# start of Data supplied

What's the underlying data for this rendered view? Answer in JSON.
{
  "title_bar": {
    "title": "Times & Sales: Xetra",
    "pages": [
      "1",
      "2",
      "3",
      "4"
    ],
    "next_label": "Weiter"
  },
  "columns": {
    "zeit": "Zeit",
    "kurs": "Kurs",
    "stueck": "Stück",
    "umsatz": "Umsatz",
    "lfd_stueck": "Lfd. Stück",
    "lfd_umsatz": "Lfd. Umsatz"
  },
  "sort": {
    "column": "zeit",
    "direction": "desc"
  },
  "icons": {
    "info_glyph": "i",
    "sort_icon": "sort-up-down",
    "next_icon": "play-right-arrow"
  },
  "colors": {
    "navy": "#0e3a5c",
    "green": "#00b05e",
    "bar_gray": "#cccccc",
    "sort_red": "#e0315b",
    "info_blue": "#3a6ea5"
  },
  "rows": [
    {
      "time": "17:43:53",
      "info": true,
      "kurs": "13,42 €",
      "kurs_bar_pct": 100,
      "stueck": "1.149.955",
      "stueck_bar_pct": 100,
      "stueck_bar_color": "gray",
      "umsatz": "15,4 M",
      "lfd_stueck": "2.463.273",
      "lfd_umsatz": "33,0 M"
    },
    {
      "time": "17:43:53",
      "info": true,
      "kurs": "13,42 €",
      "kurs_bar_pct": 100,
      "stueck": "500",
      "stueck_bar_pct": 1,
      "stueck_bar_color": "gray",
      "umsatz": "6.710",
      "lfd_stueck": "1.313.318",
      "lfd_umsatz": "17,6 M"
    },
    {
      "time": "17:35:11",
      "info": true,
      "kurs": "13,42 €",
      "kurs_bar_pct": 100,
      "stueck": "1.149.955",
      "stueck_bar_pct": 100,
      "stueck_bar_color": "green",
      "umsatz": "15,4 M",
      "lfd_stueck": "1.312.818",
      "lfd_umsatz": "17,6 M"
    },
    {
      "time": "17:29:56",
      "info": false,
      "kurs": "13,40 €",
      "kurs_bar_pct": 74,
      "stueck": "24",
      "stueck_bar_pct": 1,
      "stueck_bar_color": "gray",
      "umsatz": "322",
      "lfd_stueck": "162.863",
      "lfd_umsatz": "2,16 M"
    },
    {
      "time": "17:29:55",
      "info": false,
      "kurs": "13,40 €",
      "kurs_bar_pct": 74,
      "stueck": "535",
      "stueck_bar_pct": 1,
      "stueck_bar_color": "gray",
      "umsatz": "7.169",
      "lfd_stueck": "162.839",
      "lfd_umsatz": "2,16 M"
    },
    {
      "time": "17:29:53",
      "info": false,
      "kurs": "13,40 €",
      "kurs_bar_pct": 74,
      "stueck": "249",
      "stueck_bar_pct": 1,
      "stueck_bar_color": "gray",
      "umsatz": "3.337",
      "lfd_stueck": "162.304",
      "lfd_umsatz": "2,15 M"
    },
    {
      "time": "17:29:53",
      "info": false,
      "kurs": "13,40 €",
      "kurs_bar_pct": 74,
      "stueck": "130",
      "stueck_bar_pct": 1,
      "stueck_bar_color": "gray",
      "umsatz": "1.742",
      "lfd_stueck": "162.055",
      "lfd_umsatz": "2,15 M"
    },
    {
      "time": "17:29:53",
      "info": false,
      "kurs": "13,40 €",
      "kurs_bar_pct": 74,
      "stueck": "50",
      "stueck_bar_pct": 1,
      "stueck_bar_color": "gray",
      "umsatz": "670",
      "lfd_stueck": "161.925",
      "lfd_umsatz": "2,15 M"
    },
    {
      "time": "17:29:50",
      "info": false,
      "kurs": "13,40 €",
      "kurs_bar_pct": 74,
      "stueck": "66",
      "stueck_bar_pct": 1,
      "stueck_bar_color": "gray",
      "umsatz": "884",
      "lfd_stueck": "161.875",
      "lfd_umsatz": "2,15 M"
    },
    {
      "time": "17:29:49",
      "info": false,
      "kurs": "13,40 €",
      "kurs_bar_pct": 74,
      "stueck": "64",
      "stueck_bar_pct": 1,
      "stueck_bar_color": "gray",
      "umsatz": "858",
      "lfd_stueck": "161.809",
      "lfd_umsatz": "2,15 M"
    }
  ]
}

# end of Data supplied

What this task involves: Retype the material in full. Each word must match.

Task solution:
What's the underlying data for this rendered view? Answer in JSON.
{
  "title_bar": {
    "title": "Times & Sales: Xetra",
    "pages": [
      "1",
      "2",
      "3",
      "4"
    ],
    "next_label": "Weiter"
  },
  "columns": {
    "zeit": "Zeit",
    "kurs": "Kurs",
    "stueck": "Stück",
    "umsatz": "Umsatz",
    "lfd_stueck": "Lfd. Stück",
    "lfd_umsatz": "Lfd. Umsatz"
  },
  "sort": {
    "column": "zeit",
    "direction": "desc"
  },
  "icons": {
    "info_glyph": "i",
    "sort_icon": "sort-up-down",
    "next_icon": "play-right-arrow"
  },
  "colors": {
    "navy": "#0e3a5c",
    "green": "#00b05e",
    "bar_gray": "#cccccc",
    "sort_red": "#e0315b",
    "info_blue": "#3a6ea5"
  },
  "rows": [
    {
      "time": "17:43:53",
      "info": true,
      "kurs": "13,42 €",
      "kurs_bar_pct": 100,
      "stueck": "1.149.955",
      "stueck_bar_pct": 100,
      "stueck_bar_color": "gray",
      "umsatz": "15,4 M",
      "lfd_stueck": "2.463.273",
      "lfd_umsatz": "33,0 M"
    },
    {
      "time": "17:43:53",
      "info": true,
      "kurs": "13,42 €",
      "kurs_bar_pct": 100,
      "stueck": "500",
      "stueck_bar_pct": 1,
      "stueck_bar_color": "gray",
      "umsatz": "6.710",
      "lfd_stueck": "1.313.318",
      "lfd_umsatz": "17,6 M"
    },
    {
      "time": "17:35:11",
      "info": true,
      "kurs": "13,42 €",
      "kurs_bar_pct": 100,
      "stueck": "1.149.955",
      "stueck_bar_pct": 100,
      "stueck_bar_color": "green",
      "umsatz": "15,4 M",
      "lfd_stueck": "1.312.818",
      "lfd_umsatz": "17,6 M"
    },
    {
      "time": "17:29:56",
      "info": false,
      "kurs": "13,40 €",
      "kurs_bar_pct": 74,
      "stueck": "24",
      "stueck_bar_pct": 1,
      "stueck_bar_color": "gray",
      "umsatz": "322",
      "lfd_stueck": "162.863",
      "lfd_umsatz": "2,16 M"
    },
    {
      "time": "17:29:55",
      "info": false,
      "kurs": "13,40 €",
      "kurs_bar_pct": 74,
      "stueck": "535",
      "stueck_bar_pct": 1,
      "stueck_bar_color": "gray",
      "umsatz": "7.169",
      "lfd_stueck": "162.839",
      "lfd_umsatz": "2,16 M"
    },
    {
      "time": "17:29:53",
      "info": false,
      "kurs": "13,40 €",
      "kurs_bar_pct": 74,
      "stueck": "249",
      "stueck_bar_pct": 1,
      "stueck_bar_color": "gray",
      "umsatz": "3.337",
      "lfd_stueck": "162.304",
      "lfd_umsatz": "2,15 M"
    },
    {
      "time": "17:29:53",
      "info": false,
      "kurs": "13,40 €",
      "kurs_bar_pct": 74,
      "stueck": "130",
      "stueck_bar_pct": 1,
      "stueck_bar_color": "gray",
      "umsatz": "1.742",
      "lfd_stueck": "162.055",
      "lfd_umsatz": "2,15 M"
    },
    {
      "time": "17:29:53",
      "info": false,
      "kurs": "13,40 €",
      "kurs_bar_pct": 74,
      "stueck": "50",
      "stueck_bar_pct": 1,
      "stueck_bar_color": "gray",
      "umsatz": "670",
      "lfd_stueck": "161.925",
      "lfd_umsatz": "2,15 M"
    },
    {
      "time": "17:29:50",
      "info": false,
      "kurs": "13,40 €",
      "kurs_bar_pct": 74,
      "stueck": "66",
      "stueck_bar_pct": 1,
      "stueck_bar_color": "gray",
      "umsatz": "884",
      "lfd_stueck": "161.875",
      "lfd_umsatz": "2,15 M"
    },
    {
      "time": "17:29:49",
      "info": false,
      "kurs": "13,40 €",
      "kurs_bar_pct": 74,
      "stueck": "64",
      "stueck_bar_pct": 1,
      "stueck_bar_color": "gray",
      "umsatz": "858",
      "lfd_stueck": "161.809",
      "lfd_umsatz": "2,15 M"
    }
  ]
}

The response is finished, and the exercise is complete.